◆ **STATED PROBLEM**
Pull every line of the entries that has the word "What".

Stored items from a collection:
——————————
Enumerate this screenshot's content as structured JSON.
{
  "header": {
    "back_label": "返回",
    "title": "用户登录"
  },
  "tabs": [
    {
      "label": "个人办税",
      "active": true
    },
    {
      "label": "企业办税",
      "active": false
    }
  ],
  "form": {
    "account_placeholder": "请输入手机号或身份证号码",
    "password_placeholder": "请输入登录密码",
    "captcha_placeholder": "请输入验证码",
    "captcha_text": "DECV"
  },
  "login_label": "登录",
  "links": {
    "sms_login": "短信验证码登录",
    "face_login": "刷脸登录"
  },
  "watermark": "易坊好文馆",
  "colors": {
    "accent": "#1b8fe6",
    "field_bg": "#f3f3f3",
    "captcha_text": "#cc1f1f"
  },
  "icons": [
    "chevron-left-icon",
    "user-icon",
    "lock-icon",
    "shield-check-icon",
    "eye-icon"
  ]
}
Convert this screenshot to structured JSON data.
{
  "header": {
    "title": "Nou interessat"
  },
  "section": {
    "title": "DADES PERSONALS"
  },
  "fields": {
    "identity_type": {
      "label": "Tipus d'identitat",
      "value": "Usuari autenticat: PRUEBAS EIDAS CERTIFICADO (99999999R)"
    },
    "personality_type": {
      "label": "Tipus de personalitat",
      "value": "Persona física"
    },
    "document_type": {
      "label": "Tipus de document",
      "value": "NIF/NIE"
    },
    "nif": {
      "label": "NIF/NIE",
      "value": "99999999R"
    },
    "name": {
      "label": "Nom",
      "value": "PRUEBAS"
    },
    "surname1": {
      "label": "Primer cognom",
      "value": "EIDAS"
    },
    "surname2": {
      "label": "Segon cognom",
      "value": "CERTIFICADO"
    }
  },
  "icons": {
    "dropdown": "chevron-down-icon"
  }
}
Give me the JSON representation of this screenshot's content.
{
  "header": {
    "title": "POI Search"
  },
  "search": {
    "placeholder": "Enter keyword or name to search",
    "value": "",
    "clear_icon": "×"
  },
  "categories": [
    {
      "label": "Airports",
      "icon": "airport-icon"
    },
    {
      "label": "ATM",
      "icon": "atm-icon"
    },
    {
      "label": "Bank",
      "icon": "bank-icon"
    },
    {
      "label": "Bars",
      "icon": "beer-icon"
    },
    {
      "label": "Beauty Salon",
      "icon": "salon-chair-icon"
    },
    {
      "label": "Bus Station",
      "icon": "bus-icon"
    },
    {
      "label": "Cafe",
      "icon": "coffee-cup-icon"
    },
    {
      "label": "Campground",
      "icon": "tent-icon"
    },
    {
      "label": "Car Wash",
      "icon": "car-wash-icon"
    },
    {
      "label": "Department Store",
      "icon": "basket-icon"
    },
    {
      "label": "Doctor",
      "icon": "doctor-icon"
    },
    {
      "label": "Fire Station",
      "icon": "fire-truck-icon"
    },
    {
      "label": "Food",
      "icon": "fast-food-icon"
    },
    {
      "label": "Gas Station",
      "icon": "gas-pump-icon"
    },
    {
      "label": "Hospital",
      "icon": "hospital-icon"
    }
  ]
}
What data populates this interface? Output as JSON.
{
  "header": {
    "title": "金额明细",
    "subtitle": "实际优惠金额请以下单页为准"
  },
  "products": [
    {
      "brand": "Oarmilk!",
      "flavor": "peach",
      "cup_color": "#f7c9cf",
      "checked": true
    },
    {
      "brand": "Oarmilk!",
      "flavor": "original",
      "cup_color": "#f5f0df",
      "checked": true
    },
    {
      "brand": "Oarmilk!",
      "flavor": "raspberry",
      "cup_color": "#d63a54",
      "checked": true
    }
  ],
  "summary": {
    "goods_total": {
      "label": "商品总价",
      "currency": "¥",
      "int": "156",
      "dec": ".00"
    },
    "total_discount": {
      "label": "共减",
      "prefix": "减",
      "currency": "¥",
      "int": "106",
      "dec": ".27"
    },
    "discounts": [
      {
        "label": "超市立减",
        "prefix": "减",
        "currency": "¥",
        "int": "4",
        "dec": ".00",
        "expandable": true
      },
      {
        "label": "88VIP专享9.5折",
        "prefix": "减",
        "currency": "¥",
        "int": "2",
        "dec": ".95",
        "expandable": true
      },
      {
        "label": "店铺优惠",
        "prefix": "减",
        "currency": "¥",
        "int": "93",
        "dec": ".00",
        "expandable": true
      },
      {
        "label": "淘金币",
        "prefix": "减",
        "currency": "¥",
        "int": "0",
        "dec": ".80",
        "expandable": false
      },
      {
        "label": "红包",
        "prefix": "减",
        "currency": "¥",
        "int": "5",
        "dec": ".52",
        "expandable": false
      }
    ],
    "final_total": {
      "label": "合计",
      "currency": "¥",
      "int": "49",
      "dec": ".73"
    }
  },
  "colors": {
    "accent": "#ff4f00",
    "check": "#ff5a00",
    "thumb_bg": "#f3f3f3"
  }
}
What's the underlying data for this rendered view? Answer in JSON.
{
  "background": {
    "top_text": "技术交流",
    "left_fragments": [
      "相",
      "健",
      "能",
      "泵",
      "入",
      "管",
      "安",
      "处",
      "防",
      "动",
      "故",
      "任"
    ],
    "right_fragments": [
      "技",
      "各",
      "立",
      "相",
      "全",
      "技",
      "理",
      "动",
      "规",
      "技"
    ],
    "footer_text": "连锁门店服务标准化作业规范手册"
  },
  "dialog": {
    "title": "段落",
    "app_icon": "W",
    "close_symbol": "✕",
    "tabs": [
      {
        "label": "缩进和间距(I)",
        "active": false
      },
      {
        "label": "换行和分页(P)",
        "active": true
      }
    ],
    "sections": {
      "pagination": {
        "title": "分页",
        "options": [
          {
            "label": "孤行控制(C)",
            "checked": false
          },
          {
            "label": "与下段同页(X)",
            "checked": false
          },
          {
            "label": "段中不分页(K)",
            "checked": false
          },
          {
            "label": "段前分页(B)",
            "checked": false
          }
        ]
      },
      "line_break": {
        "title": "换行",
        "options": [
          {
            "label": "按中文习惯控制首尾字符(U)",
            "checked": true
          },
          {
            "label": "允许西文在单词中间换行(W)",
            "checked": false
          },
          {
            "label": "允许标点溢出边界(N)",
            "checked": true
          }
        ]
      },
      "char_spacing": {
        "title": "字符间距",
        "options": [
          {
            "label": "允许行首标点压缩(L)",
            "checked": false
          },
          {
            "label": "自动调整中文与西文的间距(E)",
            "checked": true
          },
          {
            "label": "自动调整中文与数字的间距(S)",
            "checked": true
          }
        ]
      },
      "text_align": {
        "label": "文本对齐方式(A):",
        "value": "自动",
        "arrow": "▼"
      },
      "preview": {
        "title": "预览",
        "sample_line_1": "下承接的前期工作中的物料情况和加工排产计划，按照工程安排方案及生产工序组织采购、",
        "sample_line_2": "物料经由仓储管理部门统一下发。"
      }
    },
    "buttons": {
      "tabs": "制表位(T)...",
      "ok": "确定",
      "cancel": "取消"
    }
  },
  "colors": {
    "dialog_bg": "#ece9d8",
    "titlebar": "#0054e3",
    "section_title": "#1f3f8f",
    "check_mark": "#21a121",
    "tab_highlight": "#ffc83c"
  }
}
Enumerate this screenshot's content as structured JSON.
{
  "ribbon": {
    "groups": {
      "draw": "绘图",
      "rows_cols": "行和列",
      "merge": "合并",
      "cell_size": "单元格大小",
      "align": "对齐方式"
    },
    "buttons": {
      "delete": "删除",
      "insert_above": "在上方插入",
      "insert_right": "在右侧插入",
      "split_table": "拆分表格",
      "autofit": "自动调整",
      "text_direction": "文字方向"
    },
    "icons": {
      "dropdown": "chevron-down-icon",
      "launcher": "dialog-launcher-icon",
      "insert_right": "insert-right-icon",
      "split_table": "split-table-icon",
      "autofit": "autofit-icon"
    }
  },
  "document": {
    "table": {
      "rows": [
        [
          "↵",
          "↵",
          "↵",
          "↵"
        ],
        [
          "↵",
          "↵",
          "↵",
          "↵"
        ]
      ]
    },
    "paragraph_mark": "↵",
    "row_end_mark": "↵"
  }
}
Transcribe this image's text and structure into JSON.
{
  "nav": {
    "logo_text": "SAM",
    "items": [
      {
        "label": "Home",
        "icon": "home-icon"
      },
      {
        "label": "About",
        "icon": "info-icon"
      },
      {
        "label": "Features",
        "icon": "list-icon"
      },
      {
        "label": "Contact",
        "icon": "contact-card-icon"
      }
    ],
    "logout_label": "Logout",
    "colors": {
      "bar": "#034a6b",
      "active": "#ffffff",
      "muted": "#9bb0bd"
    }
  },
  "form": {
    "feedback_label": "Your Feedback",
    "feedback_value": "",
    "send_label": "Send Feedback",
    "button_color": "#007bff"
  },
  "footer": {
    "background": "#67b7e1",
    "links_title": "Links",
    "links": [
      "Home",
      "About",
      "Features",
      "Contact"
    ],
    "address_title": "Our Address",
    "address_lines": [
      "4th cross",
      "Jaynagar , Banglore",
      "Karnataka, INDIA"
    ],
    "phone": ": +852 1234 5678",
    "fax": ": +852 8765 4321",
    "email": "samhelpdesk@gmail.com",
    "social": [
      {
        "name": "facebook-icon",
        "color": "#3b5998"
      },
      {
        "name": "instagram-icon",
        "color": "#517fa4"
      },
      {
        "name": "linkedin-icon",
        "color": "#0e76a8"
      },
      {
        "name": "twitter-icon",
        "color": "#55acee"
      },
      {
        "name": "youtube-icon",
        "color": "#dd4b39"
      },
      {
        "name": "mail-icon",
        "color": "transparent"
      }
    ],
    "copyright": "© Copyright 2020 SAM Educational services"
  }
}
——————————
◆ **RESULT FOR THIS EXERCISE**
What data populates this interface? Output as JSON.
What's the underlying data for this rendered view? Answer in JSON.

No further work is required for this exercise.